§ **Directions**: Extract every line of the rows that contains the string "联盟赛程", matching case exactly.

•••

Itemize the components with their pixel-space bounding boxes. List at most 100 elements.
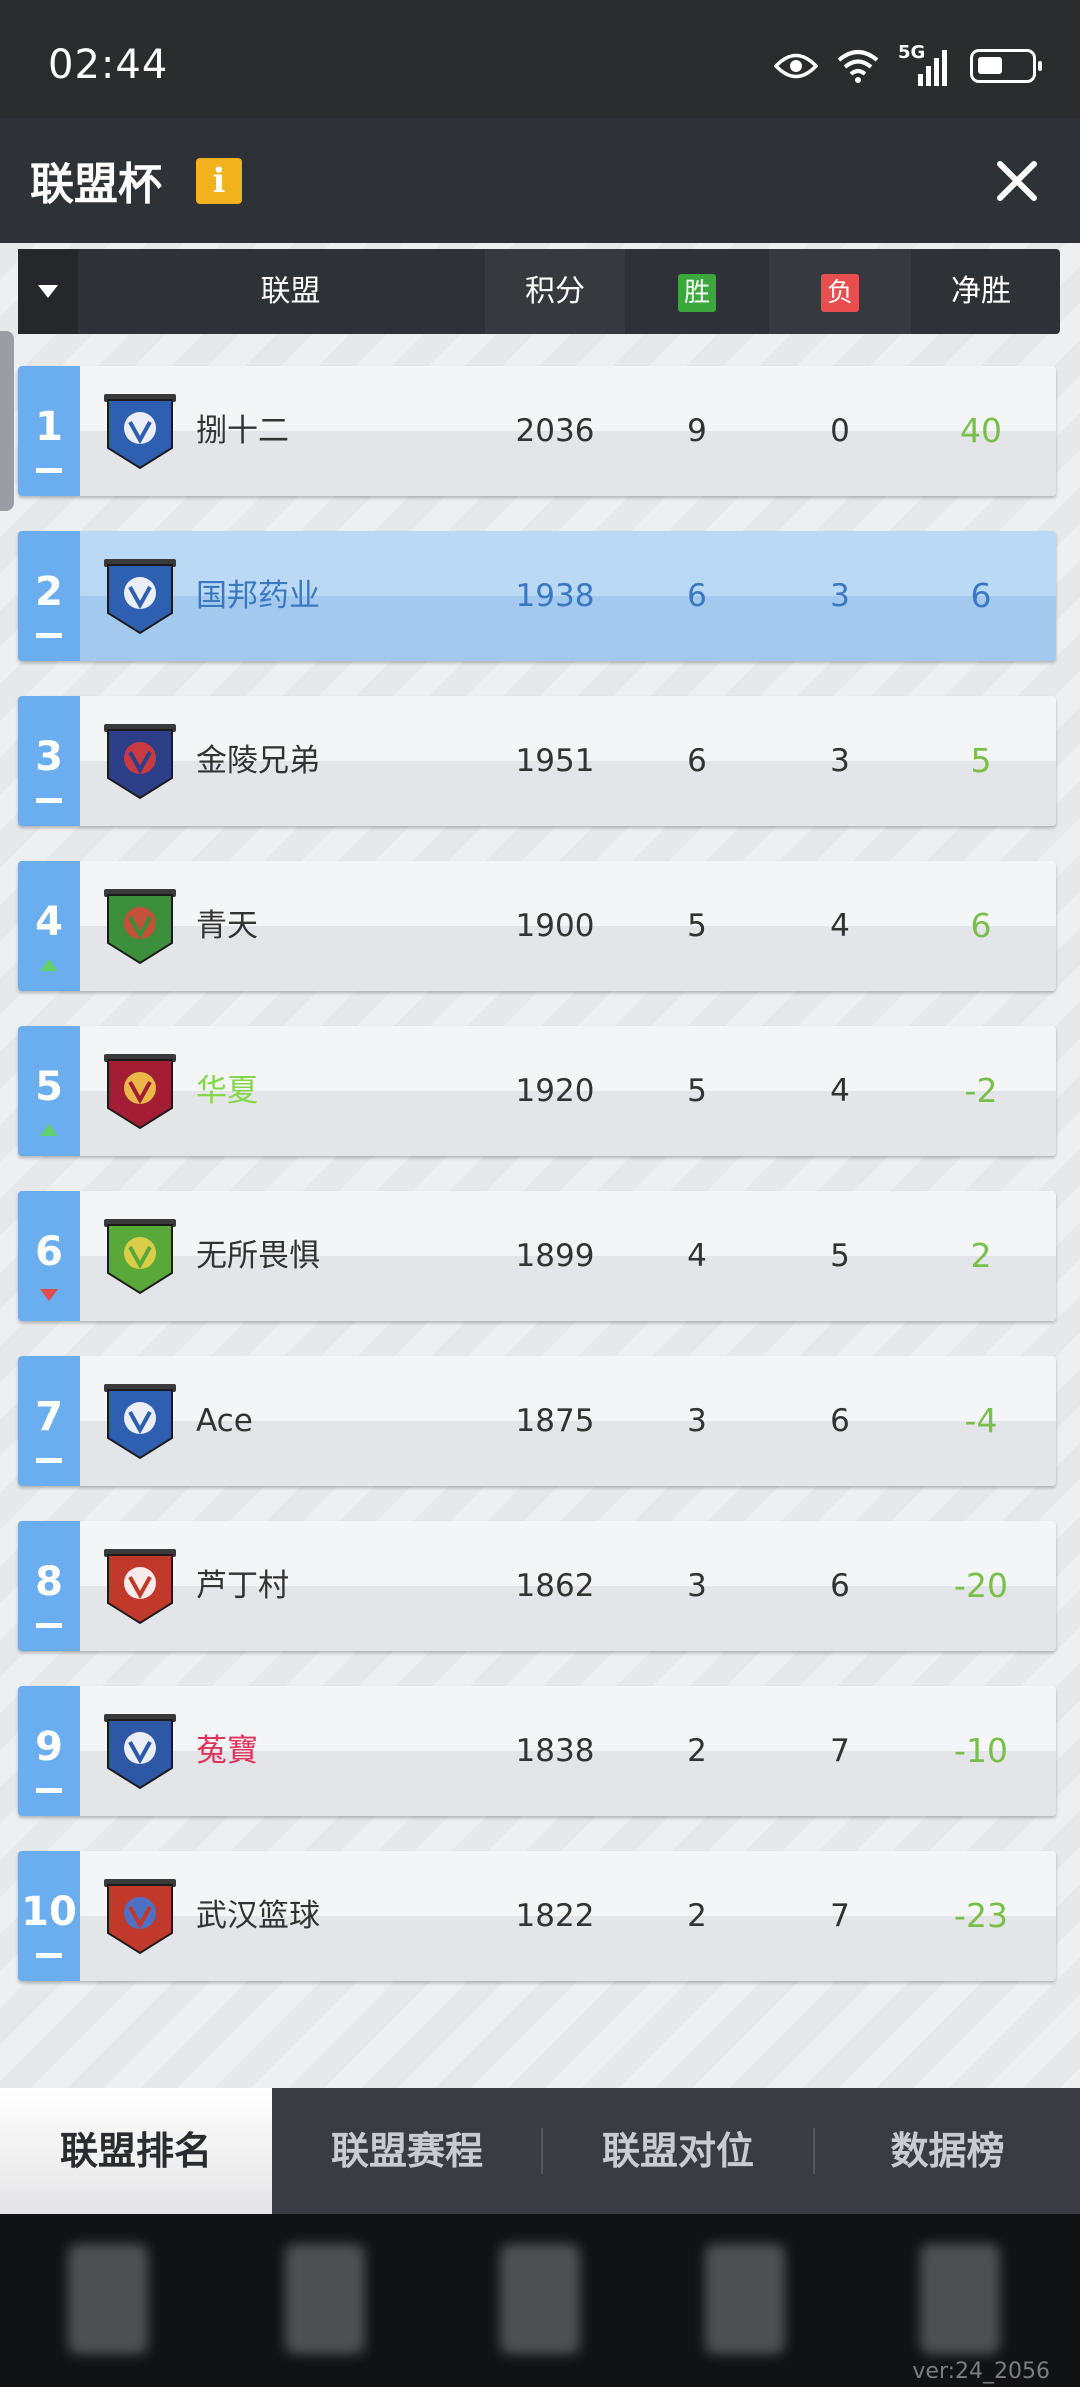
tab-alliance-ranking[interactable]: 联盟排名 — [0, 2088, 272, 2214]
header-net[interactable]: 净胜 — [911, 249, 1051, 334]
alliance-logo-icon — [104, 889, 176, 965]
net-value: 40 — [960, 411, 1002, 450]
rank-number: 2 — [35, 569, 63, 615]
rank-number: 10 — [21, 1889, 77, 1935]
rank-number: 4 — [35, 899, 63, 945]
trend-same-icon — [36, 633, 62, 638]
dropdown-triangle-icon — [38, 285, 58, 298]
version-label: ver:24_2056 — [912, 2359, 1050, 2384]
status-time: 02:44 — [48, 42, 169, 88]
points-value: 1838 — [515, 1733, 595, 1769]
eye-icon — [774, 53, 818, 79]
info-icon[interactable]: i — [196, 158, 242, 204]
rank-number: 3 — [35, 734, 63, 780]
points-value: 1899 — [515, 1238, 595, 1274]
status-bar: 02:44 5G — [0, 0, 1080, 118]
points-value: 1822 — [515, 1898, 595, 1934]
alliance-name[interactable]: 菟寶 — [196, 1686, 258, 1816]
rank-number: 8 — [35, 1559, 63, 1605]
table-row[interactable]: 3 金陵兄弟 1951 6 3 5 — [18, 696, 1056, 826]
page-title: 联盟杯 — [30, 159, 162, 210]
header-points[interactable]: 积分 — [485, 249, 625, 334]
alliance-name[interactable]: 芦丁村 — [196, 1521, 289, 1651]
tab-alliance-schedule[interactable]: 联盟赛程 — [272, 2088, 542, 2214]
net-value: -10 — [954, 1731, 1008, 1770]
trend-same-icon — [36, 468, 62, 473]
battery-icon — [970, 49, 1042, 83]
rank-number: 9 — [35, 1724, 63, 1770]
header-wins[interactable]: 胜 — [625, 249, 769, 334]
wins-value: 5 — [687, 908, 707, 944]
alliance-name[interactable]: 无所畏惧 — [196, 1191, 320, 1321]
table-row[interactable]: 6 无所畏惧 1899 4 5 2 — [18, 1191, 1056, 1321]
alliance-logo-icon — [104, 1879, 176, 1955]
wins-value: 9 — [687, 413, 707, 449]
net-value: -4 — [964, 1401, 998, 1440]
rank-cell: 3 — [18, 696, 80, 826]
network-type: 5G — [898, 42, 926, 63]
alliance-name[interactable]: 华夏 — [196, 1026, 258, 1156]
trend-same-icon — [36, 1788, 62, 1793]
blurred-nav-icon — [68, 2244, 148, 2354]
rank-number: 7 — [35, 1394, 63, 1440]
wins-badge: 胜 — [678, 273, 716, 312]
bottom-tab-bar: 联盟排名 联盟赛程 联盟对位 数据榜 — [0, 2088, 1080, 2214]
net-value: -23 — [954, 1896, 1008, 1935]
net-value: 5 — [970, 741, 992, 780]
trend-up-icon — [40, 959, 58, 971]
losses-badge: 负 — [821, 273, 859, 312]
header-alliance[interactable]: 联盟 — [78, 249, 503, 334]
points-value: 2036 — [515, 413, 595, 449]
losses-value: 4 — [830, 1073, 850, 1109]
sort-toggle-button[interactable] — [18, 249, 78, 334]
losses-value: 5 — [830, 1238, 850, 1274]
wins-value: 3 — [687, 1568, 707, 1604]
net-value: 2 — [970, 1236, 992, 1275]
rank-cell: 1 — [18, 366, 80, 496]
table-row[interactable]: 7 Ace 1875 3 6 -4 — [18, 1356, 1056, 1486]
alliance-name[interactable]: 青天 — [196, 861, 258, 991]
wins-value: 3 — [687, 1403, 707, 1439]
table-row[interactable]: 8 芦丁村 1862 3 6 -20 — [18, 1521, 1056, 1651]
net-value: 6 — [970, 906, 992, 945]
alliance-name[interactable]: 金陵兄弟 — [196, 696, 320, 826]
alliance-name[interactable]: 国邦药业 — [196, 531, 320, 661]
rank-cell: 8 — [18, 1521, 80, 1651]
alliance-logo-icon — [104, 1219, 176, 1295]
alliance-name[interactable]: 武汉篮球 — [196, 1851, 320, 1981]
losses-value: 7 — [830, 1898, 850, 1934]
trend-same-icon — [36, 1458, 62, 1463]
wins-value: 5 — [687, 1073, 707, 1109]
rank-cell: 10 — [18, 1851, 80, 1981]
rank-cell: 9 — [18, 1686, 80, 1816]
blurred-nav-icon — [285, 2244, 365, 2354]
points-value: 1938 — [515, 578, 595, 614]
table-row[interactable]: 9 菟寶 1838 2 7 -10 — [18, 1686, 1056, 1816]
rank-cell: 5 — [18, 1026, 80, 1156]
drawer-handle[interactable] — [0, 331, 14, 511]
alliance-logo-icon — [104, 394, 176, 470]
alliance-name[interactable]: 捌十二 — [196, 366, 289, 496]
table-row[interactable]: 4 青天 1900 5 4 6 — [18, 861, 1056, 991]
table-row[interactable]: 2 国邦药业 1938 6 3 6 — [18, 531, 1056, 661]
points-value: 1900 — [515, 908, 595, 944]
rank-cell: 6 — [18, 1191, 80, 1321]
rank-cell: 4 — [18, 861, 80, 991]
table-row[interactable]: 10 武汉篮球 1822 2 7 -23 — [18, 1851, 1056, 1981]
wifi-icon — [837, 50, 879, 83]
losses-value: 4 — [830, 908, 850, 944]
background-nav: ver:24_2056 — [0, 2214, 1080, 2387]
tab-stats-board[interactable]: 数据榜 — [815, 2088, 1080, 2214]
losses-value: 3 — [830, 578, 850, 614]
table-row[interactable]: 5 华夏 1920 5 4 -2 — [18, 1026, 1056, 1156]
table-row[interactable]: 1 捌十二 2036 9 0 40 — [18, 366, 1056, 496]
wins-value: 4 — [687, 1238, 707, 1274]
losses-value: 6 — [830, 1568, 850, 1604]
header-losses[interactable]: 负 — [769, 249, 911, 334]
blurred-nav-icon — [500, 2244, 580, 2354]
alliance-name[interactable]: Ace — [196, 1356, 253, 1486]
close-icon[interactable] — [992, 156, 1042, 206]
wins-value: 6 — [687, 743, 707, 779]
blurred-nav-icon — [920, 2244, 1000, 2354]
tab-alliance-matchup[interactable]: 联盟对位 — [543, 2088, 813, 2214]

•••

§ **Response below**:
tab-alliance-schedule[interactable]: 联盟赛程 — [272, 2088, 542, 2214]
bottom-tab-bar: 联盟排名 联盟赛程 联盟对位 数据榜 — [0, 2088, 1080, 2214]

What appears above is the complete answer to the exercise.